**Page text:**
▶

To go from imitation matrix to output, the babbler starts with the start of
sentence special key-token, finds it's list of value-tokens, and chooses
a value-token randomly (with the same freqency as was observed in the text).
The value-token is sent to output, and becomes the new key-token for
repeating the process. This continues until the end of sentence special
token has become the key-token, and output stops.
Shortcomings
I'd rather talk about these before showing you the sample outputs, because
the output can be quite impressive so hopefully you'll have forgotten these
after seeing it.
- Imitating sentence-by-sentence is great for one of short attention
span, but the text being analyzed is rarely a series of unrelated sentences.
Authors like Lewis Carrol, Ghod Almighty or my friend Pete tend to write
in paragraphs, and larger structures like essays or complex structures like
verse.
- The imitation matrix doesn't have anything that could be mistaken for
comprehension. Grammar is often broken in the output, simply because of
the flexibility of English words for many parts of speech.
- Quotations are sometimes orphaned, with a single " mark in a sentence.
I've merely obliterated them, but sometimes (especially when using more
power in creating the imitation matrix) a human will infer where quotation
marks "should" be placed.
- I used to have a method of saving imitation matrixes to disk, but after
out-of-memory problems using Data::Dumper, I will have to rewrite a new
method. In the meantime, the examples on this page are going to be slow
because they have to rebuild the imitation matrix each time.
|

◀

**Given material:**
▶

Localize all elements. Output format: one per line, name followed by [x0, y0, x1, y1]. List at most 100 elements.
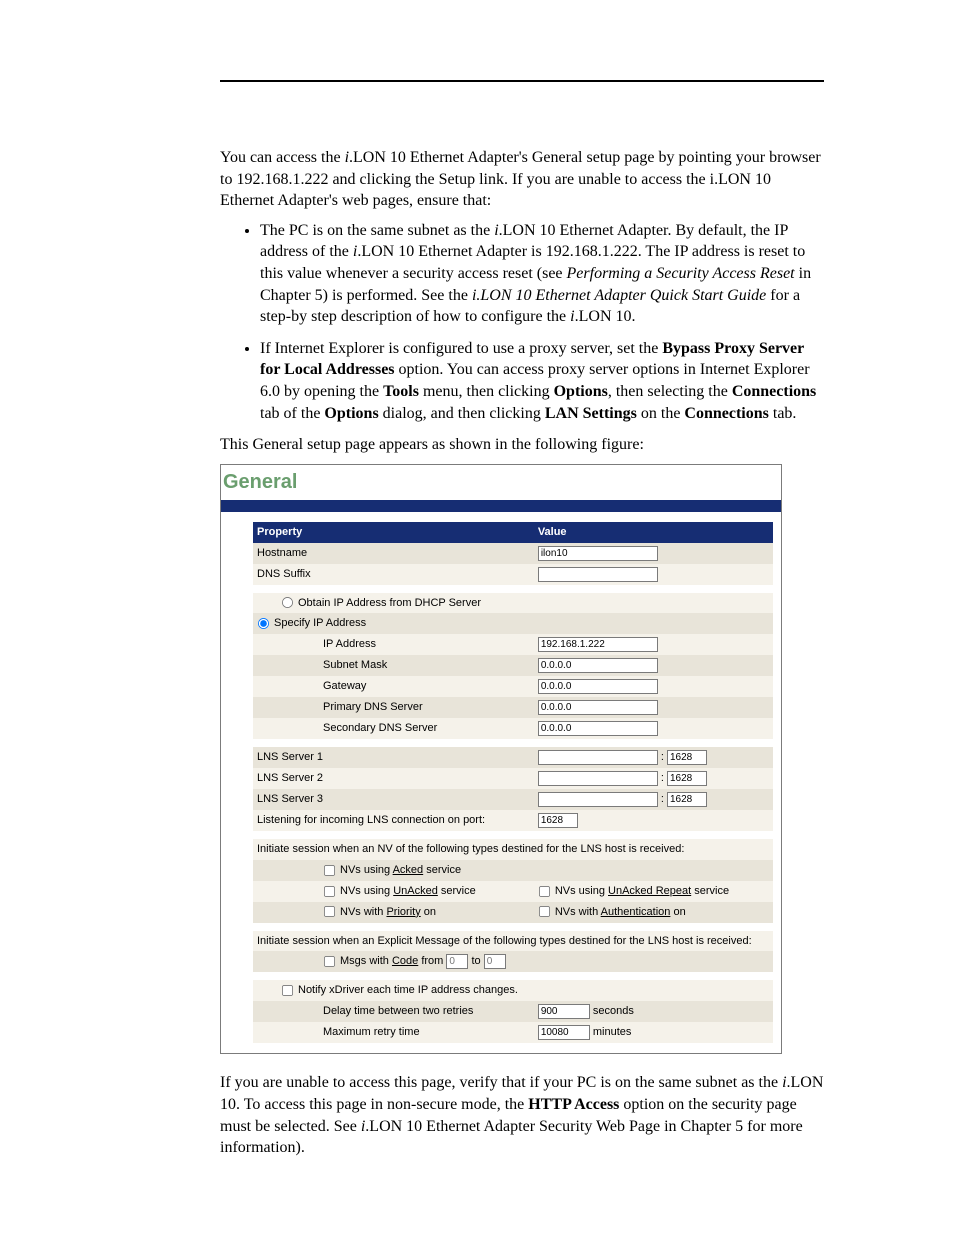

◀

**Set task A:** According to the babbler text, what did the writer use when saving imitation matrixes to disk led to out-of-memory problems?
**Set task B:** List every author the babbler text names as tending to write in paragraphs and larger structures.
**Set task C:** Repeat the portion of the babbler text starting at "To go from imitation" and ending at "of unrelated sentences.".

**Full output A:** Data::Dumper

**Full output B:** Lewis Carrol, Ghod Almighty, Pete

**Full output C:**
To go from imitation matrix to output, the babbler starts with the start of
sentence special key-token, finds it's list of value-tokens, and chooses
a value-token randomly (with the same freqency as was observed in the text).
The value-token is sent to output, and becomes the new key-token for
repeating the process. This continues until the end of sentence special
token has become the key-token, and output stops.
Shortcomings
I'd rather talk about these before showing you the sample outputs, because
the output can be quite impressive so hopefully you'll have forgotten these
after seeing it.
- Imitating sentence-by-sentence is great for one of short attention
span, but the text being analyzed is rarely a series of unrelated sentences.